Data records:
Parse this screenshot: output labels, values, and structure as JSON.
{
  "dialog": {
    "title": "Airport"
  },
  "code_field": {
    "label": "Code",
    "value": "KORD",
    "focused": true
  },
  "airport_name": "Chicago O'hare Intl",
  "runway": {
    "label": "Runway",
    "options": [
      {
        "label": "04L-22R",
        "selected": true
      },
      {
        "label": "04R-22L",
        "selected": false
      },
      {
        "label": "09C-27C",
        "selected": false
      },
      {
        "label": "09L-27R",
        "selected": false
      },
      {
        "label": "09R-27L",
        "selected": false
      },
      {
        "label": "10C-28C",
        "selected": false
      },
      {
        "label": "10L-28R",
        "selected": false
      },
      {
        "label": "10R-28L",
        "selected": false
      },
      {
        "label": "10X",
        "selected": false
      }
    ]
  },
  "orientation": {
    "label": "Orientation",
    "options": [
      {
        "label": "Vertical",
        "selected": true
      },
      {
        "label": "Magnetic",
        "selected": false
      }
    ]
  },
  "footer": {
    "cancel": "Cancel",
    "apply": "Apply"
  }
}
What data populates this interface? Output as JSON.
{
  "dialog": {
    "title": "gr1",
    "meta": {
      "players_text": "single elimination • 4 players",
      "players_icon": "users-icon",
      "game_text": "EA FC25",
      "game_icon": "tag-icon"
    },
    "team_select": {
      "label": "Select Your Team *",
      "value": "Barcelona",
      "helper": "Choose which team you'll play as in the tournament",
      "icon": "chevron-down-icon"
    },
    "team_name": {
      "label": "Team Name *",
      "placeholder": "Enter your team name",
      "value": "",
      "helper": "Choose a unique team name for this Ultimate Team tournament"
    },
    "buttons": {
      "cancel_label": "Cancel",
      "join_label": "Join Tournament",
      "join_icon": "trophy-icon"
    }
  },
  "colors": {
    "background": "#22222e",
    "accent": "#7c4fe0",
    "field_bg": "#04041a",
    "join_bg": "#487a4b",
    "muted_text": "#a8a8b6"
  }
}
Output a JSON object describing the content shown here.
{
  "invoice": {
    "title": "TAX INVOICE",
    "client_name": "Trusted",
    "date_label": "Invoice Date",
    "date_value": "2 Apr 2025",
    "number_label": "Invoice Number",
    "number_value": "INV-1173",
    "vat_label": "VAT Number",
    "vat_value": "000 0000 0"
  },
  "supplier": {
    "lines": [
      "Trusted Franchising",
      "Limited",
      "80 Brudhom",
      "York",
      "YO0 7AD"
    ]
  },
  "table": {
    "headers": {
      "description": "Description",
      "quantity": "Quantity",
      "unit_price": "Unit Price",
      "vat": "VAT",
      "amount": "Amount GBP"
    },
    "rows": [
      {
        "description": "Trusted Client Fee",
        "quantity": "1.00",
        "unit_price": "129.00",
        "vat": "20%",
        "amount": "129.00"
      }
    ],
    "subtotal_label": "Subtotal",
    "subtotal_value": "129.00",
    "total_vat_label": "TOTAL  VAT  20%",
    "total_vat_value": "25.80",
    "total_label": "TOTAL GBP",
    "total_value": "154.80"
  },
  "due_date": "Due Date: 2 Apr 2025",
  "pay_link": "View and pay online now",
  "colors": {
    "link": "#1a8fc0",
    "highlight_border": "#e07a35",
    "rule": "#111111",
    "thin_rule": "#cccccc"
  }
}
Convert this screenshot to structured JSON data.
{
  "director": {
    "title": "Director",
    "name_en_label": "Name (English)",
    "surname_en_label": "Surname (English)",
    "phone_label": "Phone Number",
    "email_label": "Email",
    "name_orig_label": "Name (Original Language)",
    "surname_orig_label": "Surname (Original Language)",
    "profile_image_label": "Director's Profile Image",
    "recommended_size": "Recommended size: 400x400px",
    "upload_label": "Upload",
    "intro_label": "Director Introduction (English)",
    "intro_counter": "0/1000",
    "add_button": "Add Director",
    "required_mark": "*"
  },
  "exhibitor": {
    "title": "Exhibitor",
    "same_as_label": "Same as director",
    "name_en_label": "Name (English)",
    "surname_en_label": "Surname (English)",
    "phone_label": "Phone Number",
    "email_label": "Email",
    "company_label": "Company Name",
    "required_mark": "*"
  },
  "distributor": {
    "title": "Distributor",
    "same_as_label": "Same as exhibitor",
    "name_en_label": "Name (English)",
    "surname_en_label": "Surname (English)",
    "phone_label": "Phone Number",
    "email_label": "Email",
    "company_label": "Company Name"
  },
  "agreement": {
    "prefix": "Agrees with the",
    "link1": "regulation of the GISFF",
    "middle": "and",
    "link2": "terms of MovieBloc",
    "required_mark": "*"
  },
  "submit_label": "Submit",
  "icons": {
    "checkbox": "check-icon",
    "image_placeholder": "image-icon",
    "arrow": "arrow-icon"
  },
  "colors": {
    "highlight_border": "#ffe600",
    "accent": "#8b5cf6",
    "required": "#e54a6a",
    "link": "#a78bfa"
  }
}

Given exercise.
Point out every line holding the string "title" and copy it.

Solution to the problem.
    "title": "Airport"
    "title": "gr1",
    "title": "TAX INVOICE",
    "title": "Director",
    "title": "Exhibitor",
    "title": "Distributor",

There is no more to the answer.